§ **Part of a data file**

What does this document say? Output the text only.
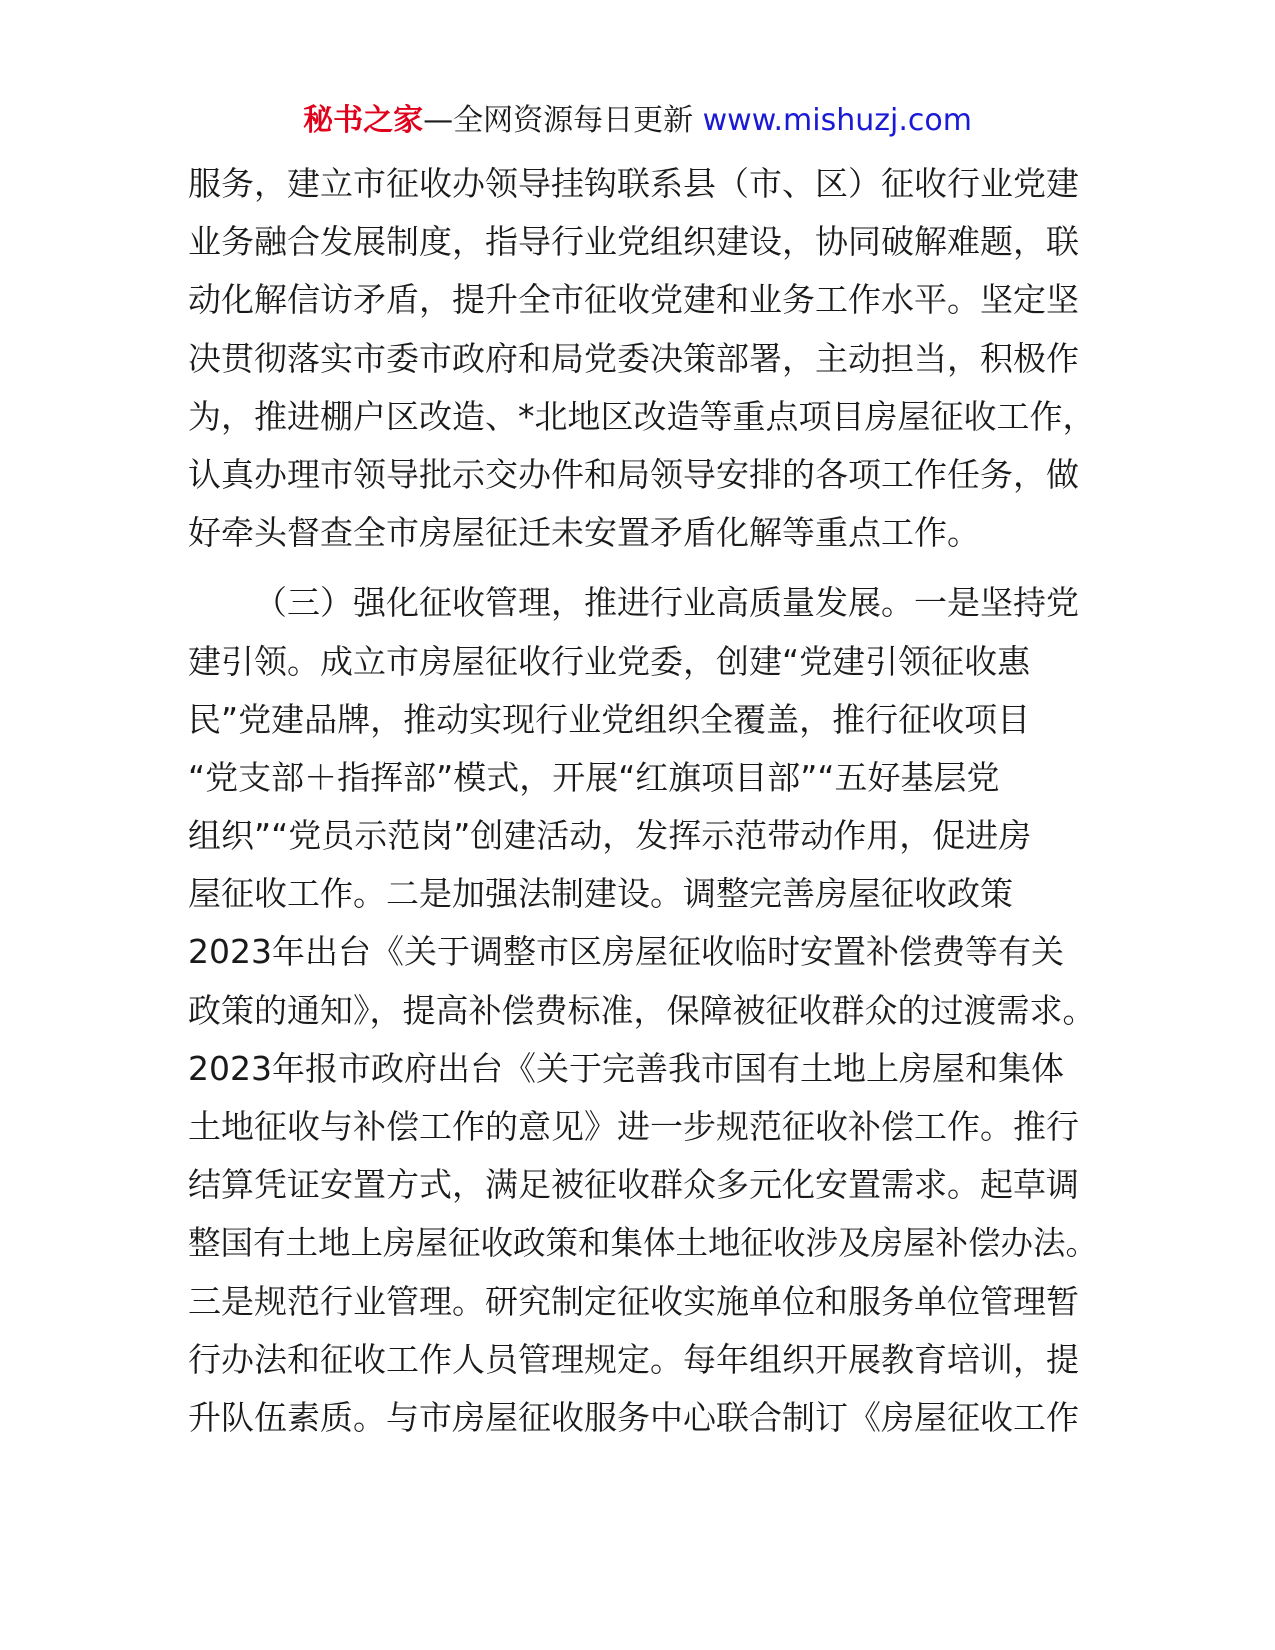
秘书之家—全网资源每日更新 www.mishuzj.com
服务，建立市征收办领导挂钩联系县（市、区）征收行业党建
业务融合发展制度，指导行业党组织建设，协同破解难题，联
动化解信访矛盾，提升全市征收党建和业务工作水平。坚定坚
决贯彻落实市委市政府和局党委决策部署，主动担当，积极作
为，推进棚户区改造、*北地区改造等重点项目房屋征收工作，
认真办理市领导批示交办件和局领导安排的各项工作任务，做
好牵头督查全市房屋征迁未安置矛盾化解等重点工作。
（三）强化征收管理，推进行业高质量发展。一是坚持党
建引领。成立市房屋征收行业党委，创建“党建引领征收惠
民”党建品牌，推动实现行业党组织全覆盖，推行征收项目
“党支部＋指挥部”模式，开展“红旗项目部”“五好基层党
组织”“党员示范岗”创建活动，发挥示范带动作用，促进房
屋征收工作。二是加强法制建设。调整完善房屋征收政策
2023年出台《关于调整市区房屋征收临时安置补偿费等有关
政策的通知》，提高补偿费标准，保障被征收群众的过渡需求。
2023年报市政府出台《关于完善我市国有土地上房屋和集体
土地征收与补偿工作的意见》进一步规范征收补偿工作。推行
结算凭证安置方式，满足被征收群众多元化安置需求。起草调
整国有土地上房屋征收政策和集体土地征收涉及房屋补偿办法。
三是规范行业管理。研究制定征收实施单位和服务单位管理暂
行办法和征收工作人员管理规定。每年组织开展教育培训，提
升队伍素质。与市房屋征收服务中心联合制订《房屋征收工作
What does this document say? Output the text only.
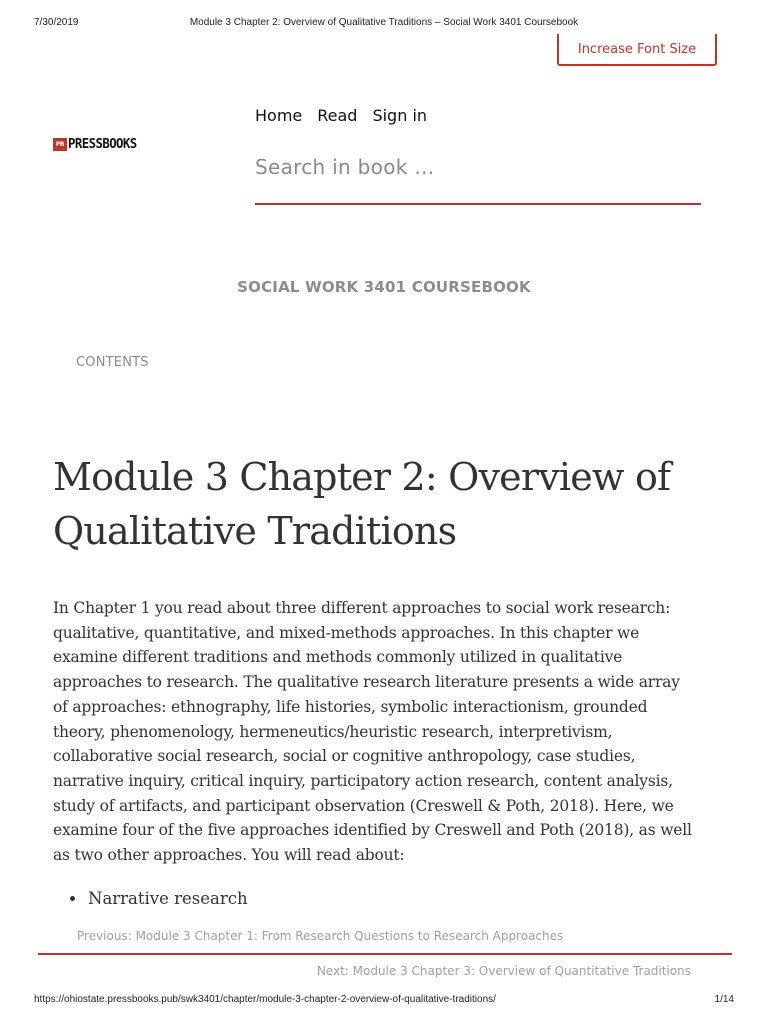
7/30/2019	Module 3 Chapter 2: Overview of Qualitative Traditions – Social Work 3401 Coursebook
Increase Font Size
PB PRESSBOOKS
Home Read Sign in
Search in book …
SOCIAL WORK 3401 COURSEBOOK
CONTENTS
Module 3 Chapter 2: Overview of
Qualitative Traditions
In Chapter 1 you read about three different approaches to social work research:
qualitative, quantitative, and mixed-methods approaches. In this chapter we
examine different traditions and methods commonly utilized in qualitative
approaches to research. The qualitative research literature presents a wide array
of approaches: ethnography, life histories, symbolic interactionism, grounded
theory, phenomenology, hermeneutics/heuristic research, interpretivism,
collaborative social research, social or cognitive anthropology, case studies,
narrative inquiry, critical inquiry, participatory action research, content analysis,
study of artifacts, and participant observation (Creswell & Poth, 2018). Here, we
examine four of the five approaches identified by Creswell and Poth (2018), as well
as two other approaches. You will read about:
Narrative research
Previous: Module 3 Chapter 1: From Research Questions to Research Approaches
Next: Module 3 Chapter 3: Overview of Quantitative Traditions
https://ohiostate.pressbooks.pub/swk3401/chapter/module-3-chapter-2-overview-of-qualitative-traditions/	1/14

§ **PROBLEM TO SOLVE**
Search the lines for the string "Poth" and copy every line that has it.

§ **RESPONSE FOR THIS EXERCISE**
study of artifacts, and participant observation (Creswell & Poth, 2018). Here, we
examine four of the five approaches identified by Creswell and Poth (2018), as well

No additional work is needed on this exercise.